Chart and figure data:
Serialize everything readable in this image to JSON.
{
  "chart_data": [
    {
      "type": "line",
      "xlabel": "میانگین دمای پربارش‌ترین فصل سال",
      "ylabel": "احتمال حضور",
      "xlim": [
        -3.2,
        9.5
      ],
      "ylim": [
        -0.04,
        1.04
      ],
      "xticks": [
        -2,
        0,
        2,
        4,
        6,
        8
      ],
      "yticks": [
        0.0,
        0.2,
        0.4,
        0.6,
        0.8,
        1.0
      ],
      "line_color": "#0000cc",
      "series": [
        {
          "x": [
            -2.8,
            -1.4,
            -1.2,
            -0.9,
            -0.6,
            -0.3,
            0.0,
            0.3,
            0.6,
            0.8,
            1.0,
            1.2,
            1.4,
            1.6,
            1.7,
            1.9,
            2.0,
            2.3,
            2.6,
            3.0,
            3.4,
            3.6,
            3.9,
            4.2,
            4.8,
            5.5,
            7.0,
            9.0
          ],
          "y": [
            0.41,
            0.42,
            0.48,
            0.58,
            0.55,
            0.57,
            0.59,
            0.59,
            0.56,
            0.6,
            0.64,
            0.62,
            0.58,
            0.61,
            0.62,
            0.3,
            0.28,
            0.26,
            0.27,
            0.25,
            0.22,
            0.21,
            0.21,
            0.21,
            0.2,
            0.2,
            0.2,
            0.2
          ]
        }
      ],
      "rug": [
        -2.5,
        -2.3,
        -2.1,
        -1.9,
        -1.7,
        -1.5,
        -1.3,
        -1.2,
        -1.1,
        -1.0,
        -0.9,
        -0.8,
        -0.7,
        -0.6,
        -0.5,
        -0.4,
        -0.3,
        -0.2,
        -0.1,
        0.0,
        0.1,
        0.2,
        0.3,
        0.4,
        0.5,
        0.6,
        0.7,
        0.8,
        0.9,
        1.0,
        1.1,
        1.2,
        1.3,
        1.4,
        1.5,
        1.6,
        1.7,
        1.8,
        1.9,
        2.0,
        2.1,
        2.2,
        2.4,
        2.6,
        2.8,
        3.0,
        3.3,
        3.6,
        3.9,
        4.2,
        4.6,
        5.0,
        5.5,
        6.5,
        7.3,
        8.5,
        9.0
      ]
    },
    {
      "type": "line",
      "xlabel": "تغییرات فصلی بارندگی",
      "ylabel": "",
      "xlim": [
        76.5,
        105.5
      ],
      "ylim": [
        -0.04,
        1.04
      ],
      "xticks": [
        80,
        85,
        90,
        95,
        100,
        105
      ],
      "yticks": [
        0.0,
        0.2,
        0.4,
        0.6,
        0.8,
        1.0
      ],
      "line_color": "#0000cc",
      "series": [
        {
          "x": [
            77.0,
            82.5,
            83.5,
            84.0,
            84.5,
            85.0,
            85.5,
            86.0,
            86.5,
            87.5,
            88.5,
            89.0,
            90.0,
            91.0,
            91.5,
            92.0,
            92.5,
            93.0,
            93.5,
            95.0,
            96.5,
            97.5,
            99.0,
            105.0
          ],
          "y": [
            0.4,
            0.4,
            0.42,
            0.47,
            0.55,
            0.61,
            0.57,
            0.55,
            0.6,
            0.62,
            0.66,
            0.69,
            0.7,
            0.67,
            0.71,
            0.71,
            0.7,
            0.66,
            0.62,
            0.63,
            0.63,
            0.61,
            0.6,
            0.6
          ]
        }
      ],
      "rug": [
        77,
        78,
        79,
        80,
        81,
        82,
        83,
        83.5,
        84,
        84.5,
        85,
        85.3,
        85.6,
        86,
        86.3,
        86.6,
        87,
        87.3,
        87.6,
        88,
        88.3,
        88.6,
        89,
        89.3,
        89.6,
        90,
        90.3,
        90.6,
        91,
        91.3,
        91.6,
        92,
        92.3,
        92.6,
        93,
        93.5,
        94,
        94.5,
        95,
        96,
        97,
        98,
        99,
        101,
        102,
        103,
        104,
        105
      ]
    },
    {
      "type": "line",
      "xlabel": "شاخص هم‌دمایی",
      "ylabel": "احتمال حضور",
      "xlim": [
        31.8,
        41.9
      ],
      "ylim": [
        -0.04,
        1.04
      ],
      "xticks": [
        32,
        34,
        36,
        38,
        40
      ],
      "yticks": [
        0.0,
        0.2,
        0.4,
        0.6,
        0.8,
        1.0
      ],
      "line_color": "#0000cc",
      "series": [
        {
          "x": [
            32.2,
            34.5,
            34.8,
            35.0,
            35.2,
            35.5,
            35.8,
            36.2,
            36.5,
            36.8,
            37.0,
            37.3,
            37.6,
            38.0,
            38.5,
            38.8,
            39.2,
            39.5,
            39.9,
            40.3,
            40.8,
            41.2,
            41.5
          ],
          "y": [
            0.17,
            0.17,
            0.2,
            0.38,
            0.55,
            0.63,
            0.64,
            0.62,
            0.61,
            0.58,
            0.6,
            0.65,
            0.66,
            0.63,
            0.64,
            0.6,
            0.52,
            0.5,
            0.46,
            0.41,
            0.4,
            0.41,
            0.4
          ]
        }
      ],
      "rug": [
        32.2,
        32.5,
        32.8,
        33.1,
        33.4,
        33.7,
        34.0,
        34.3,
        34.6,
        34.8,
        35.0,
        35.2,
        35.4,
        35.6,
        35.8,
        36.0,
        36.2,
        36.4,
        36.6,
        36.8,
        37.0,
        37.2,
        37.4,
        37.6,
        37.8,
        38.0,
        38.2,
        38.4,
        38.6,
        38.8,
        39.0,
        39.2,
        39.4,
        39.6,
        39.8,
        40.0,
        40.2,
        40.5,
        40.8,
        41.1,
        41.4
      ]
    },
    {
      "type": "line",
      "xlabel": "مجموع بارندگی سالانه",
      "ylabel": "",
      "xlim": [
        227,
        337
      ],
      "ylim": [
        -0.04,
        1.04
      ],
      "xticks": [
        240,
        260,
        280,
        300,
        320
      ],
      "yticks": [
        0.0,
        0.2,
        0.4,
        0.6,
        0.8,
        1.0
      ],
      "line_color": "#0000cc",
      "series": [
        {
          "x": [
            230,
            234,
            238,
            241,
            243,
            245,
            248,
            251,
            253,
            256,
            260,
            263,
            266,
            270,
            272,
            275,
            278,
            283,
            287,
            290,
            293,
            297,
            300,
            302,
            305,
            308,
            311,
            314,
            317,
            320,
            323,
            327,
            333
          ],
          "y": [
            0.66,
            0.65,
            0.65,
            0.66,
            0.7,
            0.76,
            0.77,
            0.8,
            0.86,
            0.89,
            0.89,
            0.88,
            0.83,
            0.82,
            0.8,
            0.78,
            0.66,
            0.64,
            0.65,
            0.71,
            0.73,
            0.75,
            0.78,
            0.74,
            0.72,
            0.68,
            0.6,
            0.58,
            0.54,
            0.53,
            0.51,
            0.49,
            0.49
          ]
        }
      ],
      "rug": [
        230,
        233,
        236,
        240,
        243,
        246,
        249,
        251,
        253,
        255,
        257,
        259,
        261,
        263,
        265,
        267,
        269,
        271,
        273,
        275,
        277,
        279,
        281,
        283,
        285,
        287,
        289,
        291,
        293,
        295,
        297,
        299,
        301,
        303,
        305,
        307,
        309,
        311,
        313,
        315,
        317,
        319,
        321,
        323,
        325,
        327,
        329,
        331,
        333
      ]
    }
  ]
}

## REQUEST:
Using the data above, output each line exactly.

## FULL RESPONSE:
Serialize everything readable in this image to JSON.
{
  "chart_data": [
    {
      "type": "line",
      "xlabel": "میانگین دمای پربارش‌ترین فصل سال",
      "ylabel": "احتمال حضور",
      "xlim": [
        -3.2,
        9.5
      ],
      "ylim": [
        -0.04,
        1.04
      ],
      "xticks": [
        -2,
        0,
        2,
        4,
        6,
        8
      ],
      "yticks": [
        0.0,
        0.2,
        0.4,
        0.6,
        0.8,
        1.0
      ],
      "line_color": "#0000cc",
      "series": [
        {
          "x": [
            -2.8,
            -1.4,
            -1.2,
            -0.9,
            -0.6,
            -0.3,
            0.0,
            0.3,
            0.6,
            0.8,
            1.0,
            1.2,
            1.4,
            1.6,
            1.7,
            1.9,
            2.0,
            2.3,
            2.6,
            3.0,
            3.4,
            3.6,
            3.9,
            4.2,
            4.8,
            5.5,
            7.0,
            9.0
          ],
          "y": [
            0.41,
            0.42,
            0.48,
            0.58,
            0.55,
            0.57,
            0.59,
            0.59,
            0.56,
            0.6,
            0.64,
            0.62,
            0.58,
            0.61,
            0.62,
            0.3,
            0.28,
            0.26,
            0.27,
            0.25,
            0.22,
            0.21,
            0.21,
            0.21,
            0.2,
            0.2,
            0.2,
            0.2
          ]
        }
      ],
      "rug": [
        -2.5,
        -2.3,
        -2.1,
        -1.9,
        -1.7,
        -1.5,
        -1.3,
        -1.2,
        -1.1,
        -1.0,
        -0.9,
        -0.8,
        -0.7,
        -0.6,
        -0.5,
        -0.4,
        -0.3,
        -0.2,
        -0.1,
        0.0,
        0.1,
        0.2,
        0.3,
        0.4,
        0.5,
        0.6,
        0.7,
        0.8,
        0.9,
        1.0,
        1.1,
        1.2,
        1.3,
        1.4,
        1.5,
        1.6,
        1.7,
        1.8,
        1.9,
        2.0,
        2.1,
        2.2,
        2.4,
        2.6,
        2.8,
        3.0,
        3.3,
        3.6,
        3.9,
        4.2,
        4.6,
        5.0,
        5.5,
        6.5,
        7.3,
        8.5,
        9.0
      ]
    },
    {
      "type": "line",
      "xlabel": "تغییرات فصلی بارندگی",
      "ylabel": "",
      "xlim": [
        76.5,
        105.5
      ],
      "ylim": [
        -0.04,
        1.04
      ],
      "xticks": [
        80,
        85,
        90,
        95,
        100,
        105
      ],
      "yticks": [
        0.0,
        0.2,
        0.4,
        0.6,
        0.8,
        1.0
      ],
      "line_color": "#0000cc",
      "series": [
        {
          "x": [
            77.0,
            82.5,
            83.5,
            84.0,
            84.5,
            85.0,
            85.5,
            86.0,
            86.5,
            87.5,
            88.5,
            89.0,
            90.0,
            91.0,
            91.5,
            92.0,
            92.5,
            93.0,
            93.5,
            95.0,
            96.5,
            97.5,
            99.0,
            105.0
          ],
          "y": [
            0.4,
            0.4,
            0.42,
            0.47,
            0.55,
            0.61,
            0.57,
            0.55,
            0.6,
            0.62,
            0.66,
            0.69,
            0.7,
            0.67,
            0.71,
            0.71,
            0.7,
            0.66,
            0.62,
            0.63,
            0.63,
            0.61,
            0.6,
            0.6
          ]
        }
      ],
      "rug": [
        77,
        78,
        79,
        80,
        81,
        82,
        83,
        83.5,
        84,
        84.5,
        85,
        85.3,
        85.6,
        86,
        86.3,
        86.6,
        87,
        87.3,
        87.6,
        88,
        88.3,
        88.6,
        89,
        89.3,
        89.6,
        90,
        90.3,
        90.6,
        91,
        91.3,
        91.6,
        92,
        92.3,
        92.6,
        93,
        93.5,
        94,
        94.5,
        95,
        96,
        97,
        98,
        99,
        101,
        102,
        103,
        104,
        105
      ]
    },
    {
      "type": "line",
      "xlabel": "شاخص هم‌دمایی",
      "ylabel": "احتمال حضور",
      "xlim": [
        31.8,
        41.9
      ],
      "ylim": [
        -0.04,
        1.04
      ],
      "xticks": [
        32,
        34,
        36,
        38,
        40
      ],
      "yticks": [
        0.0,
        0.2,
        0.4,
        0.6,
        0.8,
        1.0
      ],
      "line_color": "#0000cc",
      "series": [
        {
          "x": [
            32.2,
            34.5,
            34.8,
            35.0,
            35.2,
            35.5,
            35.8,
            36.2,
            36.5,
            36.8,
            37.0,
            37.3,
            37.6,
            38.0,
            38.5,
            38.8,
            39.2,
            39.5,
            39.9,
            40.3,
            40.8,
            41.2,
            41.5
          ],
          "y": [
            0.17,
            0.17,
            0.2,
            0.38,
            0.55,
            0.63,
            0.64,
            0.62,
            0.61,
            0.58,
            0.6,
            0.65,
            0.66,
            0.63,
            0.64,
            0.6,
            0.52,
            0.5,
            0.46,
            0.41,
            0.4,
            0.41,
            0.4
          ]
        }
      ],
      "rug": [
        32.2,
        32.5,
        32.8,
        33.1,
        33.4,
        33.7,
        34.0,
        34.3,
        34.6,
        34.8,
        35.0,
        35.2,
        35.4,
        35.6,
        35.8,
        36.0,
        36.2,
        36.4,
        36.6,
        36.8,
        37.0,
        37.2,
        37.4,
        37.6,
        37.8,
        38.0,
        38.2,
        38.4,
        38.6,
        38.8,
        39.0,
        39.2,
        39.4,
        39.6,
        39.8,
        40.0,
        40.2,
        40.5,
        40.8,
        41.1,
        41.4
      ]
    },
    {
      "type": "line",
      "xlabel": "مجموع بارندگی سالانه",
      "ylabel": "",
      "xlim": [
        227,
        337
      ],
      "ylim": [
        -0.04,
        1.04
      ],
      "xticks": [
        240,
        260,
        280,
        300,
        320
      ],
      "yticks": [
        0.0,
        0.2,
        0.4,
        0.6,
        0.8,
        1.0
      ],
      "line_color": "#0000cc",
      "series": [
        {
          "x": [
            230,
            234,
            238,
            241,
            243,
            245,
            248,
            251,
            253,
            256,
            260,
            263,
            266,
            270,
            272,
            275,
            278,
            283,
            287,
            290,
            293,
            297,
            300,
            302,
            305,
            308,
            311,
            314,
            317,
            320,
            323,
            327,
            333
          ],
          "y": [
            0.66,
            0.65,
            0.65,
            0.66,
            0.7,
            0.76,
            0.77,
            0.8,
            0.86,
            0.89,
            0.89,
            0.88,
            0.83,
            0.82,
            0.8,
            0.78,
            0.66,
            0.64,
            0.65,
            0.71,
            0.73,
            0.75,
            0.78,
            0.74,
            0.72,
            0.68,
            0.6,
            0.58,
            0.54,
            0.53,
            0.51,
            0.49,
            0.49
          ]
        }
      ],
      "rug": [
        230,
        233,
        236,
        240,
        243,
        246,
        249,
        251,
        253,
        255,
        257,
        259,
        261,
        263,
        265,
        267,
        269,
        271,
        273,
        275,
        277,
        279,
        281,
        283,
        285,
        287,
        289,
        291,
        293,
        295,
        297,
        299,
        301,
        303,
        305,
        307,
        309,
        311,
        313,
        315,
        317,
        319,
        321,
        323,
        325,
        327,
        329,
        331,
        333
      ]
    }
  ]
}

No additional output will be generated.